------ Material for this task ------
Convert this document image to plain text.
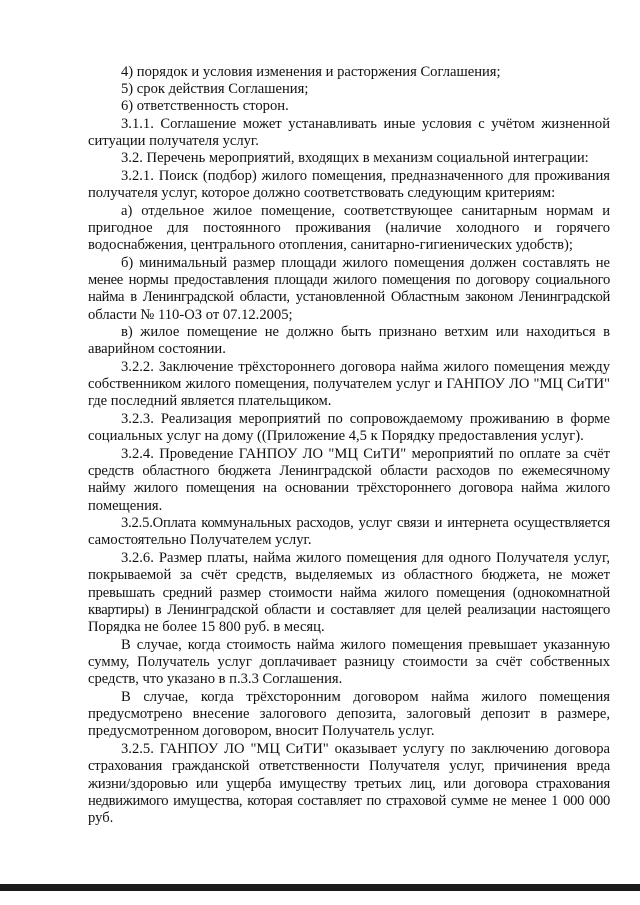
4) порядок и условия изменения и расторжения Соглашения;
5) срок действия Соглашения;
6) ответственность сторон.
3.1.1. Соглашение может устанавливать иные условия с учётом жизненной
ситуации получателя услуг.
3.2. Перечень мероприятий, входящих в механизм социальной интеграции:
3.2.1. Поиск (подбор) жилого помещения, предназначенного для проживания
получателя услуг, которое должно соответствовать следующим критериям:
а) отдельное жилое помещение, соответствующее санитарным нормам и
пригодное для постоянного проживания (наличие холодного и горячего
водоснабжения, центрального отопления, санитарно-гигиенических удобств);
б) минимальный размер площади жилого помещения должен составлять не
менее нормы предоставления площади жилого помещения по договору социального
найма в Ленинградской области, установленной Областным законом Ленинградской
области № 110-ОЗ от 07.12.2005;
в) жилое помещение не должно быть признано ветхим или находиться в
аварийном состоянии.
3.2.2. Заключение трёхстороннего договора найма жилого помещения между
собственником жилого помещения, получателем услуг и ГАНПОУ ЛО "МЦ СиТИ"
где последний является плательщиком.
3.2.3. Реализация мероприятий по сопровождаемому проживанию в форме
социальных услуг на дому ((Приложение 4,5 к Порядку предоставления услуг).
3.2.4. Проведение ГАНПОУ ЛО "МЦ СиТИ" мероприятий по оплате за счёт
средств областного бюджета Ленинградской области расходов по ежемесячному
найму жилого помещения на основании трёхстороннего договора найма жилого
помещения.
3.2.5.Оплата коммунальных расходов, услуг связи и интернета осуществляется
самостоятельно Получателем услуг.
3.2.6. Размер платы, найма жилого помещения для одного Получателя услуг,
покрываемой за счёт средств, выделяемых из областного бюджета, не может
превышать средний размер стоимости найма жилого помещения (однокомнатной
квартиры) в Ленинградской области и составляет для целей реализации настоящего
Порядка не более 15 800 руб. в месяц.
В случае, когда стоимость найма жилого помещения превышает указанную
сумму, Получатель услуг доплачивает разницу стоимости за счёт собственных
средств, что указано в п.3.3 Соглашения.
В случае, когда трёхсторонним договором найма жилого помещения
предусмотрено внесение залогового депозита, залоговый депозит в размере,
предусмотренном договором, вносит Получатель услуг.
3.2.5. ГАНПОУ ЛО "МЦ СиТИ" оказывает услугу по заключению договора
страхования гражданской ответственности Получателя услуг, причинения вреда
жизни/здоровью или ущерба имуществу третьих лиц, или договора страхования
недвижимого имущества, которая составляет по страховой сумме не менее 1 000 000
руб.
------
◆ **Exercise details**:
Without the pictures, write out all of the material exactly.

◆ **Exercise response**:
Convert this document image to plain text.
4) порядок и условия изменения и расторжения Соглашения;
5) срок действия Соглашения;
6) ответственность сторон.
3.1.1. Соглашение может устанавливать иные условия с учётом жизненной
ситуации получателя услуг.
3.2. Перечень мероприятий, входящих в механизм социальной интеграции:
3.2.1. Поиск (подбор) жилого помещения, предназначенного для проживания
получателя услуг, которое должно соответствовать следующим критериям:
а) отдельное жилое помещение, соответствующее санитарным нормам и
пригодное для постоянного проживания (наличие холодного и горячего
водоснабжения, центрального отопления, санитарно-гигиенических удобств);
б) минимальный размер площади жилого помещения должен составлять не
менее нормы предоставления площади жилого помещения по договору социального
найма в Ленинградской области, установленной Областным законом Ленинградской
области № 110-ОЗ от 07.12.2005;
в) жилое помещение не должно быть признано ветхим или находиться в
аварийном состоянии.
3.2.2. Заключение трёхстороннего договора найма жилого помещения между
собственником жилого помещения, получателем услуг и ГАНПОУ ЛО "МЦ СиТИ"
где последний является плательщиком.
3.2.3. Реализация мероприятий по сопровождаемому проживанию в форме
социальных услуг на дому ((Приложение 4,5 к Порядку предоставления услуг).
3.2.4. Проведение ГАНПОУ ЛО "МЦ СиТИ" мероприятий по оплате за счёт
средств областного бюджета Ленинградской области расходов по ежемесячному
найму жилого помещения на основании трёхстороннего договора найма жилого
помещения.
3.2.5.Оплата коммунальных расходов, услуг связи и интернета осуществляется
самостоятельно Получателем услуг.
3.2.6. Размер платы, найма жилого помещения для одного Получателя услуг,
покрываемой за счёт средств, выделяемых из областного бюджета, не может
превышать средний размер стоимости найма жилого помещения (однокомнатной
квартиры) в Ленинградской области и составляет для целей реализации настоящего
Порядка не более 15 800 руб. в месяц.
В случае, когда стоимость найма жилого помещения превышает указанную
сумму, Получатель услуг доплачивает разницу стоимости за счёт собственных
средств, что указано в п.3.3 Соглашения.
В случае, когда трёхсторонним договором найма жилого помещения
предусмотрено внесение залогового депозита, залоговый депозит в размере,
предусмотренном договором, вносит Получатель услуг.
3.2.5. ГАНПОУ ЛО "МЦ СиТИ" оказывает услугу по заключению договора
страхования гражданской ответственности Получателя услуг, причинения вреда
жизни/здоровью или ущерба имуществу третьих лиц, или договора страхования
недвижимого имущества, которая составляет по страховой сумме не менее 1 000 000
руб.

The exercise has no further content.